-- begin Records provided --

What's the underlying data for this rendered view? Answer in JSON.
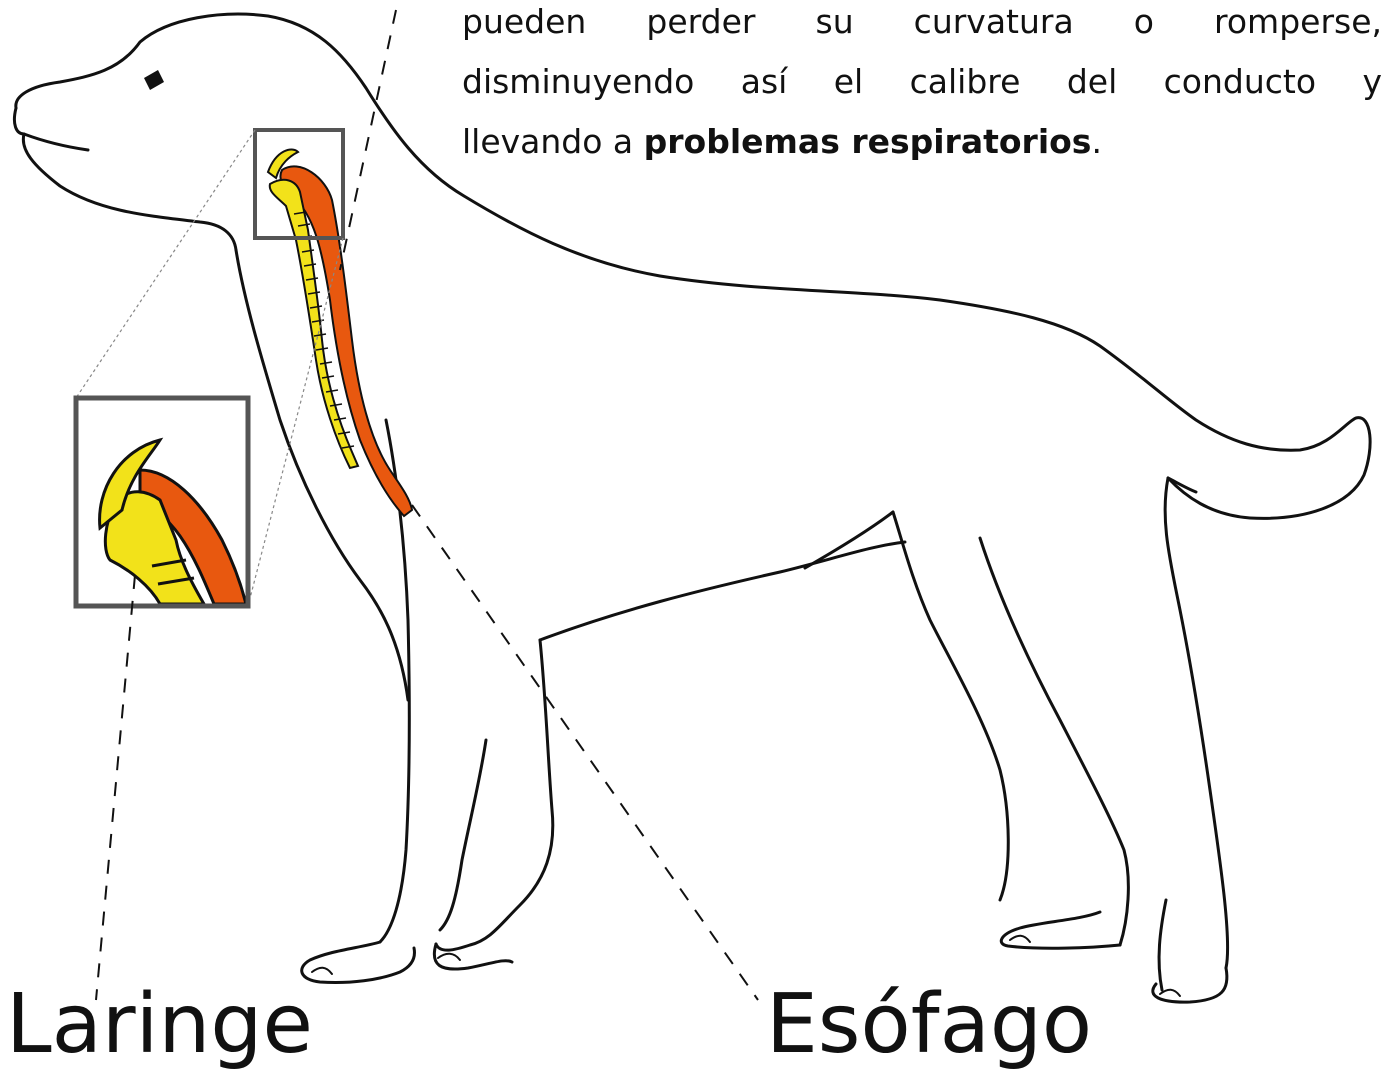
{
  "text": {
    "line1": "pueden perder su curvatura o romperse,",
    "line2": "disminuyendo así el calibre del conducto y",
    "line3_prefix": "llevando a ",
    "line3_bold": "problemas respiratorios",
    "line3_suffix": "."
  },
  "labels": {
    "left": "Laringe",
    "right": "Esófago"
  },
  "colors": {
    "outline": "#111111",
    "esophagus": "#e8580f",
    "trachea": "#f2e21a",
    "frame": "#555555",
    "guide": "#888888"
  }
}
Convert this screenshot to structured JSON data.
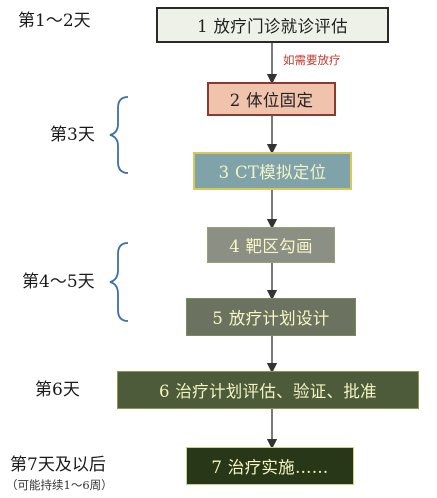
{
  "days": {
    "d12": "第1～2天",
    "d3": "第3天",
    "d45": "第4～5天",
    "d6": "第6天",
    "d7": "第7天及以后",
    "d7_note": "（可能持续1～6周）"
  },
  "steps": [
    "1  放疗门诊就诊评估",
    "2  体位固定",
    "3  CT模拟定位",
    "4  靶区勾画",
    "5  放疗计划设计",
    "6  治疗计划评估、验证、批准",
    "7 治疗实施……"
  ],
  "annotation": "如需要放疗",
  "colors": {
    "brace": "#3d6fa8",
    "arrow": "#333333",
    "annotation": "#c0392b"
  }
}
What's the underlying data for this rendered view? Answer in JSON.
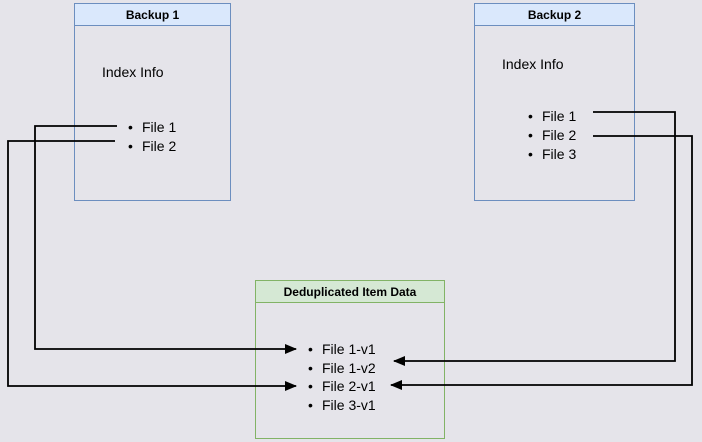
{
  "diagram": {
    "background_color": "#e5e4ea",
    "line_color": "#000000",
    "backup1": {
      "title": "Backup 1",
      "index_label": "Index Info",
      "items": [
        "File 1",
        "File 2"
      ],
      "fill": "#dae8fc",
      "stroke": "#6c8ebf"
    },
    "backup2": {
      "title": "Backup 2",
      "index_label": "Index Info",
      "items": [
        "File 1",
        "File 2",
        "File 3"
      ],
      "fill": "#dae8fc",
      "stroke": "#6c8ebf"
    },
    "dedup": {
      "title": "Deduplicated Item Data",
      "items": [
        "File 1-v1",
        "File 1-v2",
        "File 2-v1",
        "File 3-v1"
      ],
      "fill": "#d5e8d4",
      "stroke": "#82b366"
    },
    "connections": [
      {
        "from": "Backup 1 / File 1",
        "to": "Deduplicated Item Data / File 1-v1"
      },
      {
        "from": "Backup 1 / File 2",
        "to": "Deduplicated Item Data / File 2-v1"
      },
      {
        "from": "Backup 2 / File 1",
        "to": "Deduplicated Item Data / File 1-v2"
      },
      {
        "from": "Backup 2 / File 2",
        "to": "Deduplicated Item Data / File 2-v1"
      }
    ]
  }
}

-- end Records provided --

■ Instructions to follow:
Retype all of the entries exactly as written, leaving out any images.

■ In response:
What's the underlying data for this rendered view? Answer in JSON.
{
  "text": {
    "line1": "pueden perder su curvatura o romperse,",
    "line2": "disminuyendo así el calibre del conducto y",
    "line3_prefix": "llevando a ",
    "line3_bold": "problemas respiratorios",
    "line3_suffix": "."
  },
  "labels": {
    "left": "Laringe",
    "right": "Esófago"
  },
  "colors": {
    "outline": "#111111",
    "esophagus": "#e8580f",
    "trachea": "#f2e21a",
    "frame": "#555555",
    "guide": "#888888"
  }
}
Convert this screenshot to structured JSON data.
{
  "days": {
    "d12": "第1～2天",
    "d3": "第3天",
    "d45": "第4～5天",
    "d6": "第6天",
    "d7": "第7天及以后",
    "d7_note": "（可能持续1～6周）"
  },
  "steps": [
    "1  放疗门诊就诊评估",
    "2  体位固定",
    "3  CT模拟定位",
    "4  靶区勾画",
    "5  放疗计划设计",
    "6  治疗计划评估、验证、批准",
    "7 治疗实施……"
  ],
  "annotation": "如需要放疗",
  "colors": {
    "brace": "#3d6fa8",
    "arrow": "#333333",
    "annotation": "#c0392b"
  }
}
What's the underlying data for this rendered view? Answer in JSON.
{
  "diagram": {
    "background_color": "#e5e4ea",
    "line_color": "#000000",
    "backup1": {
      "title": "Backup 1",
      "index_label": "Index Info",
      "items": [
        "File 1",
        "File 2"
      ],
      "fill": "#dae8fc",
      "stroke": "#6c8ebf"
    },
    "backup2": {
      "title": "Backup 2",
      "index_label": "Index Info",
      "items": [
        "File 1",
        "File 2",
        "File 3"
      ],
      "fill": "#dae8fc",
      "stroke": "#6c8ebf"
    },
    "dedup": {
      "title": "Deduplicated Item Data",
      "items": [
        "File 1-v1",
        "File 1-v2",
        "File 2-v1",
        "File 3-v1"
      ],
      "fill": "#d5e8d4",
      "stroke": "#82b366"
    },
    "connections": [
      {
        "from": "Backup 1 / File 1",
        "to": "Deduplicated Item Data / File 1-v1"
      },
      {
        "from": "Backup 1 / File 2",
        "to": "Deduplicated Item Data / File 2-v1"
      },
      {
        "from": "Backup 2 / File 1",
        "to": "Deduplicated Item Data / File 1-v2"
      },
      {
        "from": "Backup 2 / File 2",
        "to": "Deduplicated Item Data / File 2-v1"
      }
    ]
  }
}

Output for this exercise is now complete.